▸ **YOUR GOAL**
Find the lines of data that contain the string "imagery", then list them.
BEGIN EXTRACTED DATA
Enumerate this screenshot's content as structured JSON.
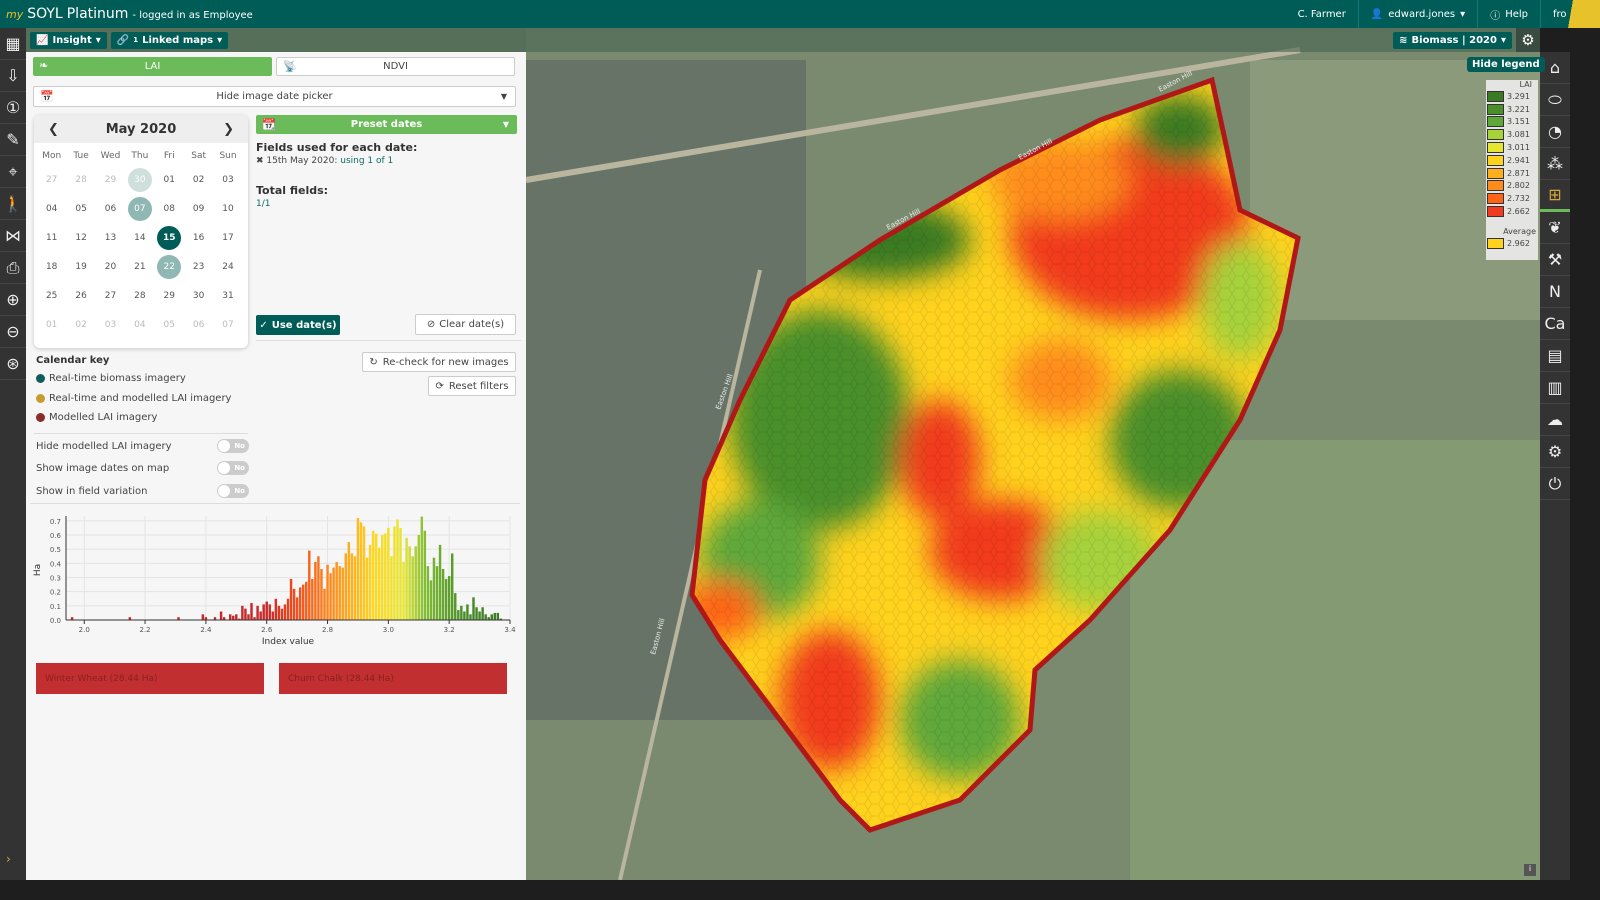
{
  "header": {
    "brand_prefix": "my",
    "brand": "SOYL",
    "product": "Platinum",
    "logged_in": "- logged in as Employee",
    "farm": "C. Farmer",
    "user": "edward.jones",
    "help": "Help",
    "partner_logo": "frontier"
  },
  "toolbar": {
    "insight": "Insight",
    "linked_maps": "Linked maps",
    "linked_count": "1",
    "layer": "Biomass | 2020"
  },
  "panel": {
    "lai_tab": "LAI",
    "ndvi_tab": "NDVI",
    "date_picker_toggle": "Hide image date picker",
    "calendar": {
      "month": "May 2020",
      "dow": [
        "Mon",
        "Tue",
        "Wed",
        "Thu",
        "Fri",
        "Sat",
        "Sun"
      ],
      "days": [
        [
          "27",
          "m"
        ],
        [
          "28",
          "m"
        ],
        [
          "29",
          "m"
        ],
        [
          "30",
          "m2"
        ],
        [
          "01",
          ""
        ],
        [
          "02",
          ""
        ],
        [
          "03",
          ""
        ],
        [
          "04",
          ""
        ],
        [
          "05",
          ""
        ],
        [
          "06",
          ""
        ],
        [
          "07",
          "d1"
        ],
        [
          "08",
          ""
        ],
        [
          "09",
          ""
        ],
        [
          "10",
          ""
        ],
        [
          "11",
          ""
        ],
        [
          "12",
          ""
        ],
        [
          "13",
          ""
        ],
        [
          "14",
          ""
        ],
        [
          "15",
          "sel"
        ],
        [
          "16",
          ""
        ],
        [
          "17",
          ""
        ],
        [
          "18",
          ""
        ],
        [
          "19",
          ""
        ],
        [
          "20",
          ""
        ],
        [
          "21",
          ""
        ],
        [
          "22",
          "d1"
        ],
        [
          "23",
          ""
        ],
        [
          "24",
          ""
        ],
        [
          "25",
          ""
        ],
        [
          "26",
          ""
        ],
        [
          "27",
          ""
        ],
        [
          "28",
          ""
        ],
        [
          "29",
          ""
        ],
        [
          "30",
          ""
        ],
        [
          "31",
          ""
        ],
        [
          "01",
          "m"
        ],
        [
          "02",
          "m"
        ],
        [
          "03",
          "m"
        ],
        [
          "04",
          "m"
        ],
        [
          "05",
          "m"
        ],
        [
          "06",
          "m"
        ],
        [
          "07",
          "m"
        ]
      ]
    },
    "preset_dates": "Preset dates",
    "fields_used_title": "Fields used for each date:",
    "fields_used_date": "15th May 2020:",
    "fields_used_value": "using 1 of 1",
    "total_fields_title": "Total fields:",
    "total_fields_value": "1/1",
    "use_dates": "Use date(s)",
    "clear_dates": "Clear date(s)",
    "recheck": "Re-check for new images",
    "reset_filters": "Reset filters",
    "calendar_key": {
      "title": "Calendar key",
      "items": [
        {
          "label": "Real-time biomass imagery",
          "color": "#0d5d58"
        },
        {
          "label": "Real-time and modelled LAI imagery",
          "color": "#c99a2e"
        },
        {
          "label": "Modelled LAI imagery",
          "color": "#8a2a2a"
        }
      ]
    },
    "toggles": [
      {
        "label": "Hide modelled LAI imagery",
        "state": "No"
      },
      {
        "label": "Show image dates on map",
        "state": "No"
      },
      {
        "label": "Show in field variation",
        "state": "No"
      }
    ],
    "crops": [
      "Winter Wheat (28.44 Ha)",
      "Churn Chalk (28.44 Ha)"
    ]
  },
  "chart_data": {
    "type": "bar",
    "xlabel": "Index value",
    "ylabel": "Ha",
    "xlim": [
      1.94,
      3.4
    ],
    "ylim": [
      0,
      0.72
    ],
    "xticks": [
      "2.0",
      "2.2",
      "2.4",
      "2.6",
      "2.8",
      "3.0",
      "3.2",
      "3.4"
    ],
    "yticks": [
      "0.0",
      "0.1",
      "0.2",
      "0.3",
      "0.4",
      "0.5",
      "0.6",
      "0.7"
    ],
    "grid": true,
    "bins": [
      [
        1.96,
        0.02
      ],
      [
        2.15,
        0.02
      ],
      [
        2.31,
        0.02
      ],
      [
        2.39,
        0.04
      ],
      [
        2.4,
        0.02
      ],
      [
        2.43,
        0.02
      ],
      [
        2.45,
        0.06
      ],
      [
        2.46,
        0.02
      ],
      [
        2.48,
        0.04
      ],
      [
        2.49,
        0.03
      ],
      [
        2.5,
        0.04
      ],
      [
        2.51,
        0.01
      ],
      [
        2.52,
        0.1
      ],
      [
        2.53,
        0.08
      ],
      [
        2.54,
        0.04
      ],
      [
        2.55,
        0.12
      ],
      [
        2.56,
        0.02
      ],
      [
        2.57,
        0.1
      ],
      [
        2.58,
        0.06
      ],
      [
        2.59,
        0.11
      ],
      [
        2.6,
        0.13
      ],
      [
        2.61,
        0.11
      ],
      [
        2.62,
        0.06
      ],
      [
        2.63,
        0.15
      ],
      [
        2.64,
        0.1
      ],
      [
        2.65,
        0.08
      ],
      [
        2.66,
        0.11
      ],
      [
        2.67,
        0.15
      ],
      [
        2.68,
        0.29
      ],
      [
        2.69,
        0.22
      ],
      [
        2.7,
        0.16
      ],
      [
        2.71,
        0.23
      ],
      [
        2.72,
        0.25
      ],
      [
        2.73,
        0.27
      ],
      [
        2.74,
        0.49
      ],
      [
        2.75,
        0.29
      ],
      [
        2.76,
        0.41
      ],
      [
        2.77,
        0.45
      ],
      [
        2.78,
        0.36
      ],
      [
        2.79,
        0.22
      ],
      [
        2.8,
        0.39
      ],
      [
        2.81,
        0.33
      ],
      [
        2.82,
        0.37
      ],
      [
        2.83,
        0.41
      ],
      [
        2.84,
        0.38
      ],
      [
        2.85,
        0.37
      ],
      [
        2.86,
        0.47
      ],
      [
        2.87,
        0.55
      ],
      [
        2.88,
        0.47
      ],
      [
        2.89,
        0.45
      ],
      [
        2.9,
        0.72
      ],
      [
        2.91,
        0.69
      ],
      [
        2.92,
        0.66
      ],
      [
        2.93,
        0.44
      ],
      [
        2.94,
        0.53
      ],
      [
        2.95,
        0.63
      ],
      [
        2.96,
        0.61
      ],
      [
        2.97,
        0.51
      ],
      [
        2.98,
        0.6
      ],
      [
        2.99,
        0.61
      ],
      [
        3.0,
        0.65
      ],
      [
        3.01,
        0.45
      ],
      [
        3.02,
        0.66
      ],
      [
        3.03,
        0.71
      ],
      [
        3.04,
        0.65
      ],
      [
        3.05,
        0.41
      ],
      [
        3.06,
        0.58
      ],
      [
        3.07,
        0.52
      ],
      [
        3.08,
        0.45
      ],
      [
        3.09,
        0.52
      ],
      [
        3.1,
        0.6
      ],
      [
        3.11,
        0.73
      ],
      [
        3.12,
        0.63
      ],
      [
        3.13,
        0.38
      ],
      [
        3.14,
        0.28
      ],
      [
        3.15,
        0.44
      ],
      [
        3.16,
        0.38
      ],
      [
        3.17,
        0.53
      ],
      [
        3.18,
        0.36
      ],
      [
        3.19,
        0.29
      ],
      [
        3.2,
        0.31
      ],
      [
        3.21,
        0.47
      ],
      [
        3.22,
        0.19
      ],
      [
        3.23,
        0.07
      ],
      [
        3.24,
        0.1
      ],
      [
        3.25,
        0.06
      ],
      [
        3.26,
        0.11
      ],
      [
        3.27,
        0.04
      ],
      [
        3.28,
        0.16
      ],
      [
        3.29,
        0.09
      ],
      [
        3.3,
        0.06
      ],
      [
        3.31,
        0.09
      ],
      [
        3.32,
        0.04
      ],
      [
        3.33,
        0.02
      ],
      [
        3.34,
        0.04
      ],
      [
        3.35,
        0.05
      ],
      [
        3.36,
        0.05
      ],
      [
        3.37,
        0.01
      ]
    ]
  },
  "legend": {
    "hide_label": "Hide legend",
    "title": "LAI",
    "items": [
      {
        "value": "3.291",
        "color": "#3a7a22"
      },
      {
        "value": "3.221",
        "color": "#4a8f2a"
      },
      {
        "value": "3.151",
        "color": "#5ea83a"
      },
      {
        "value": "3.081",
        "color": "#a6d23a"
      },
      {
        "value": "3.011",
        "color": "#e6e632"
      },
      {
        "value": "2.941",
        "color": "#ffd21e"
      },
      {
        "value": "2.871",
        "color": "#ffae1e"
      },
      {
        "value": "2.802",
        "color": "#ff8c1a"
      },
      {
        "value": "2.732",
        "color": "#ff6414"
      },
      {
        "value": "2.662",
        "color": "#f23a1e"
      }
    ],
    "average_label": "Average",
    "average_value": "2.962",
    "average_color": "#ffd21e"
  },
  "map": {
    "road_labels": [
      "Easton Hill",
      "Easton Hill",
      "Easton Hill",
      "Easton Hill",
      "Easton Hill"
    ],
    "field_outline_color": "#b01818"
  }
}
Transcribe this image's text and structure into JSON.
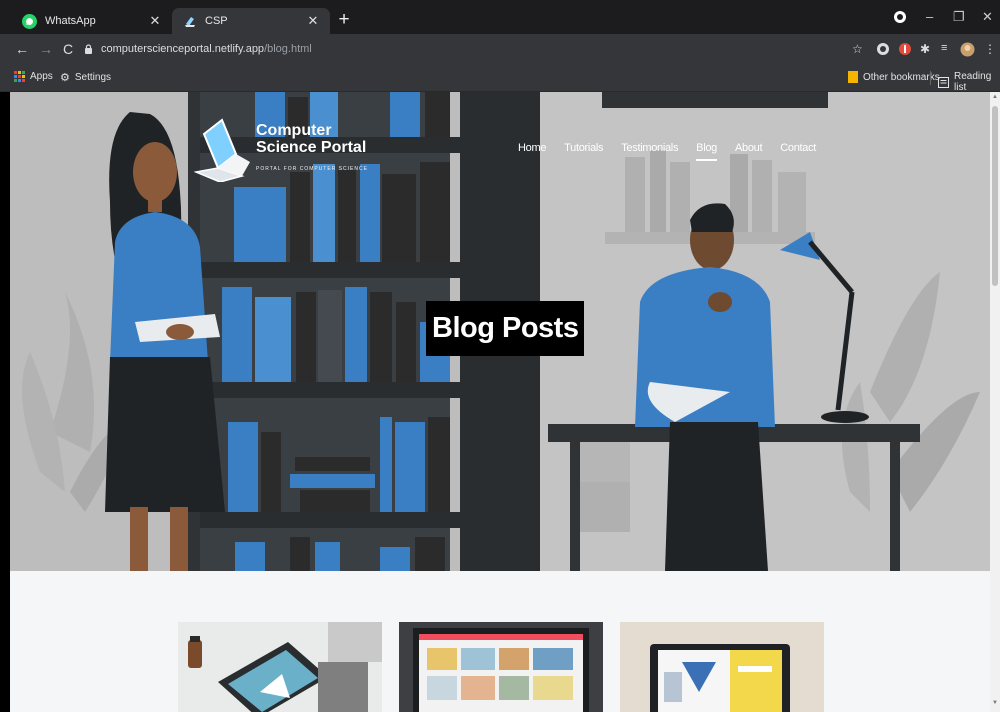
{
  "browser": {
    "tabs": [
      {
        "title": "WhatsApp",
        "active": false
      },
      {
        "title": "CSP",
        "active": true
      }
    ],
    "new_tab_symbol": "+",
    "url": {
      "host": "computerscienceportal.netlify.app",
      "path": "/blog.html"
    },
    "bookmarks": [
      {
        "label": "Apps",
        "icon": "apps-grid-icon"
      },
      {
        "label": "Settings",
        "icon": "gear-icon"
      }
    ],
    "bookmarks_right": [
      {
        "label": "Other bookmarks",
        "icon": "folder-icon"
      },
      {
        "label": "Reading list",
        "icon": "reading-list-icon"
      }
    ],
    "window_controls": {
      "minimize": "–",
      "restore": "❐",
      "close": "✕"
    }
  },
  "site": {
    "brand": {
      "line1": "Computer",
      "line2": "Science Portal",
      "tagline": "PORTAL FOR COMPUTER SCIENCE"
    },
    "nav": [
      {
        "label": "Home",
        "active": false
      },
      {
        "label": "Tutorials",
        "active": false
      },
      {
        "label": "Testimonials",
        "active": false
      },
      {
        "label": "Blog",
        "active": true
      },
      {
        "label": "About",
        "active": false
      },
      {
        "label": "Contact",
        "active": false
      }
    ],
    "hero_title": "Blog Posts"
  },
  "colors": {
    "accent_blue": "#3a7fc4",
    "dark": "#2f3336",
    "hero_bg": "#bdbdbd",
    "chrome_dark": "#1c1c1e",
    "chrome_toolbar": "#35363a"
  }
}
END EXTRACTED DATA
▸ **TASK ANSWER**
          "label": "Real-time biomass imagery",
          "label": "Real-time and modelled LAI imagery",
          "label": "Modelled LAI imagery",
        "label": "Hide modelled LAI imagery",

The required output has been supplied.